A block of data
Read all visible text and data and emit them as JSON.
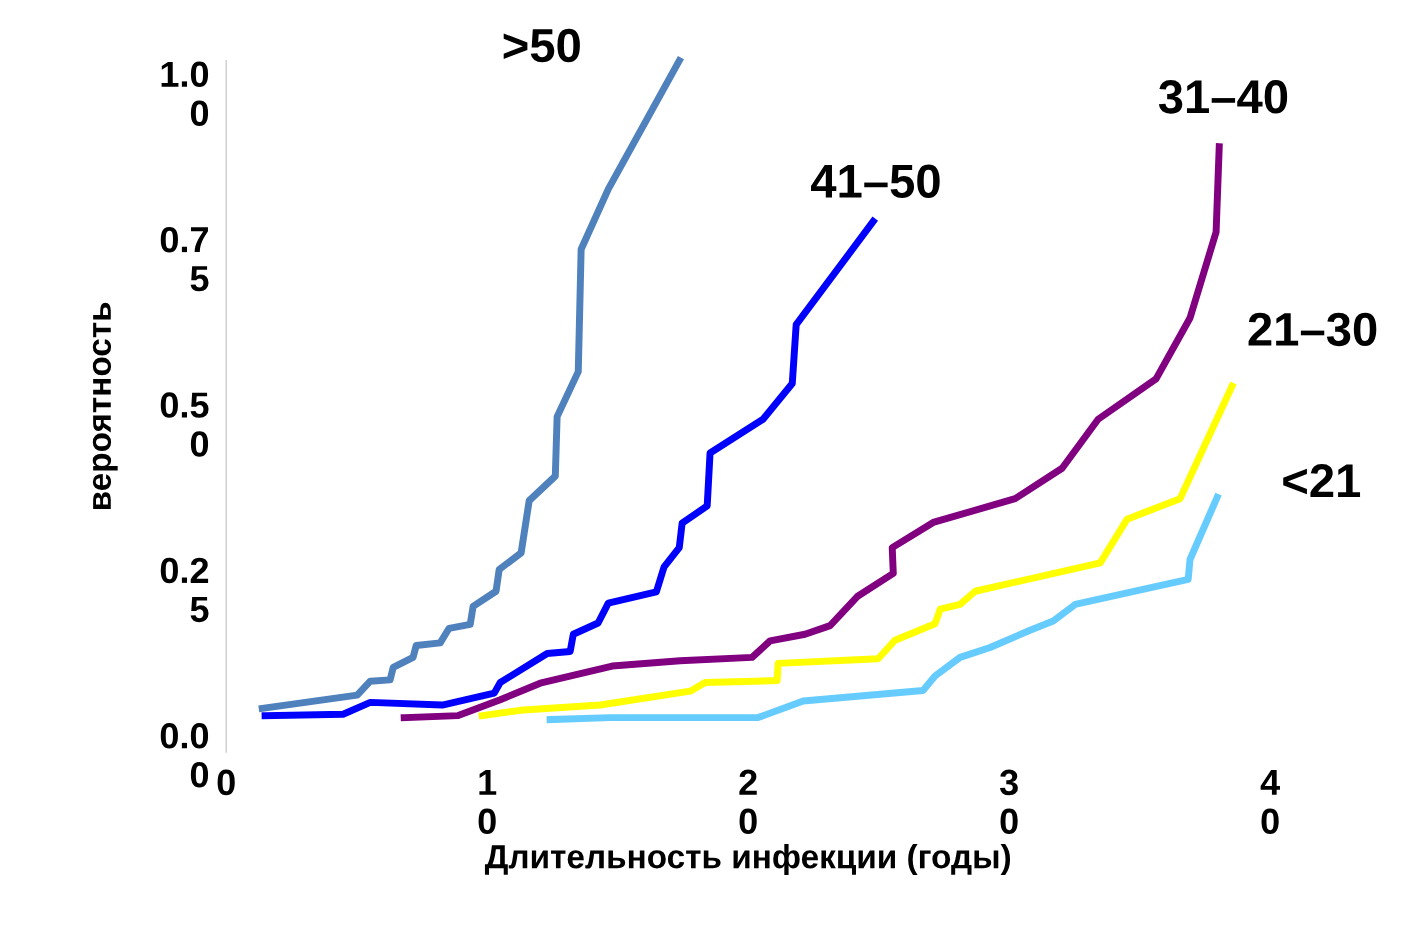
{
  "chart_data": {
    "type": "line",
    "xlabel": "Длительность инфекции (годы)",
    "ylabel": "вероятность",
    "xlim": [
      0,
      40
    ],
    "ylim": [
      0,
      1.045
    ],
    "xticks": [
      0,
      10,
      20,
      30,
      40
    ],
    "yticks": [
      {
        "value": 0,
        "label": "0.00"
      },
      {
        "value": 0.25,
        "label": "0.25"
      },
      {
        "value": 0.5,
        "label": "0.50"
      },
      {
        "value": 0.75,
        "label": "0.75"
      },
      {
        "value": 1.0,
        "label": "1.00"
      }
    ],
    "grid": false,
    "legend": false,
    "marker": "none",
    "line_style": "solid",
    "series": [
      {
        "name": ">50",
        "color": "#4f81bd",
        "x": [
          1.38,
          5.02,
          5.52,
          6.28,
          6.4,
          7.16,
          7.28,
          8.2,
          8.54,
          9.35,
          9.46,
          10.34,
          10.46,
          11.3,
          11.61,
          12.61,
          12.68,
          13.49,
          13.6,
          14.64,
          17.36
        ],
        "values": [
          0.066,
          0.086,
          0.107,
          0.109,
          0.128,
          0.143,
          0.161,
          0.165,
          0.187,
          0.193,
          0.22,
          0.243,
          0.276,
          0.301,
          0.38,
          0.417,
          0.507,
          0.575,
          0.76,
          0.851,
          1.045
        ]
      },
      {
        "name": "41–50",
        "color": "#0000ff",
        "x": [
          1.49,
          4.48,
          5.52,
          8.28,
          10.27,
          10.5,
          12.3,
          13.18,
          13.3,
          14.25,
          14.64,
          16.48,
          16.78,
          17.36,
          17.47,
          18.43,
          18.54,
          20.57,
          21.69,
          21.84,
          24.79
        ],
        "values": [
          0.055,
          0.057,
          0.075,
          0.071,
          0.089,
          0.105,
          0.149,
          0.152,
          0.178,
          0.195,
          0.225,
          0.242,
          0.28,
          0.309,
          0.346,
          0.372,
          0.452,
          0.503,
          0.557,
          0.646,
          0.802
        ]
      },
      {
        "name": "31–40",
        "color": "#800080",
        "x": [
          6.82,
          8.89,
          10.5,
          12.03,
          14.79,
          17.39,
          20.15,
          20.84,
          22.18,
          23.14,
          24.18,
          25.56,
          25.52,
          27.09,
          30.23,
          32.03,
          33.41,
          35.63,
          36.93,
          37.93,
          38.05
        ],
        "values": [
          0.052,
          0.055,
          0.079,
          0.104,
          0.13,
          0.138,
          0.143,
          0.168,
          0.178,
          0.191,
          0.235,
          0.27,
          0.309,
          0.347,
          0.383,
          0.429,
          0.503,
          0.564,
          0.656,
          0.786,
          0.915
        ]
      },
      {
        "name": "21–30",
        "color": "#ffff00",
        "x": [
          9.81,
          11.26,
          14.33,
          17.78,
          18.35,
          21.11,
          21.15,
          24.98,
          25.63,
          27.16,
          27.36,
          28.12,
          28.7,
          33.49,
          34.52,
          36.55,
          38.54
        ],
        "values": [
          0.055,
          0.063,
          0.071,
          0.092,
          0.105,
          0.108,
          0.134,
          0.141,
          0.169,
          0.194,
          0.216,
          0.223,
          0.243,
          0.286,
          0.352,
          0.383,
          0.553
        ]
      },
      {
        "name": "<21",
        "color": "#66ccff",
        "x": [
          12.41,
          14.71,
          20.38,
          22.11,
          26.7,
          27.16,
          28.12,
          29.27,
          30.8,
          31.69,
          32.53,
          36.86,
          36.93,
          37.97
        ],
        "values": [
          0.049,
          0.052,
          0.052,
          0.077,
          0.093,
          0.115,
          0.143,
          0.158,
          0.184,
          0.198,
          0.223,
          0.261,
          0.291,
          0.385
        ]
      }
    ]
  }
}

▶ TASK GOAL
Drop the images and quote the entries word for word.

▶ ANSWER IN FULL
Read all visible text and data and emit them as JSON.
{
  "chart_data": {
    "type": "line",
    "xlabel": "Длительность инфекции (годы)",
    "ylabel": "вероятность",
    "xlim": [
      0,
      40
    ],
    "ylim": [
      0,
      1.045
    ],
    "xticks": [
      0,
      10,
      20,
      30,
      40
    ],
    "yticks": [
      {
        "value": 0,
        "label": "0.00"
      },
      {
        "value": 0.25,
        "label": "0.25"
      },
      {
        "value": 0.5,
        "label": "0.50"
      },
      {
        "value": 0.75,
        "label": "0.75"
      },
      {
        "value": 1.0,
        "label": "1.00"
      }
    ],
    "grid": false,
    "legend": false,
    "marker": "none",
    "line_style": "solid",
    "series": [
      {
        "name": ">50",
        "color": "#4f81bd",
        "x": [
          1.38,
          5.02,
          5.52,
          6.28,
          6.4,
          7.16,
          7.28,
          8.2,
          8.54,
          9.35,
          9.46,
          10.34,
          10.46,
          11.3,
          11.61,
          12.61,
          12.68,
          13.49,
          13.6,
          14.64,
          17.36
        ],
        "values": [
          0.066,
          0.086,
          0.107,
          0.109,
          0.128,
          0.143,
          0.161,
          0.165,
          0.187,
          0.193,
          0.22,
          0.243,
          0.276,
          0.301,
          0.38,
          0.417,
          0.507,
          0.575,
          0.76,
          0.851,
          1.045
        ]
      },
      {
        "name": "41–50",
        "color": "#0000ff",
        "x": [
          1.49,
          4.48,
          5.52,
          8.28,
          10.27,
          10.5,
          12.3,
          13.18,
          13.3,
          14.25,
          14.64,
          16.48,
          16.78,
          17.36,
          17.47,
          18.43,
          18.54,
          20.57,
          21.69,
          21.84,
          24.79
        ],
        "values": [
          0.055,
          0.057,
          0.075,
          0.071,
          0.089,
          0.105,
          0.149,
          0.152,
          0.178,
          0.195,
          0.225,
          0.242,
          0.28,
          0.309,
          0.346,
          0.372,
          0.452,
          0.503,
          0.557,
          0.646,
          0.802
        ]
      },
      {
        "name": "31–40",
        "color": "#800080",
        "x": [
          6.82,
          8.89,
          10.5,
          12.03,
          14.79,
          17.39,
          20.15,
          20.84,
          22.18,
          23.14,
          24.18,
          25.56,
          25.52,
          27.09,
          30.23,
          32.03,
          33.41,
          35.63,
          36.93,
          37.93,
          38.05
        ],
        "values": [
          0.052,
          0.055,
          0.079,
          0.104,
          0.13,
          0.138,
          0.143,
          0.168,
          0.178,
          0.191,
          0.235,
          0.27,
          0.309,
          0.347,
          0.383,
          0.429,
          0.503,
          0.564,
          0.656,
          0.786,
          0.915
        ]
      },
      {
        "name": "21–30",
        "color": "#ffff00",
        "x": [
          9.81,
          11.26,
          14.33,
          17.78,
          18.35,
          21.11,
          21.15,
          24.98,
          25.63,
          27.16,
          27.36,
          28.12,
          28.7,
          33.49,
          34.52,
          36.55,
          38.54
        ],
        "values": [
          0.055,
          0.063,
          0.071,
          0.092,
          0.105,
          0.108,
          0.134,
          0.141,
          0.169,
          0.194,
          0.216,
          0.223,
          0.243,
          0.286,
          0.352,
          0.383,
          0.553
        ]
      },
      {
        "name": "<21",
        "color": "#66ccff",
        "x": [
          12.41,
          14.71,
          20.38,
          22.11,
          26.7,
          27.16,
          28.12,
          29.27,
          30.8,
          31.69,
          32.53,
          36.86,
          36.93,
          37.97
        ],
        "values": [
          0.049,
          0.052,
          0.052,
          0.077,
          0.093,
          0.115,
          0.143,
          0.158,
          0.184,
          0.198,
          0.223,
          0.261,
          0.291,
          0.385
        ]
      }
    ]
  }
}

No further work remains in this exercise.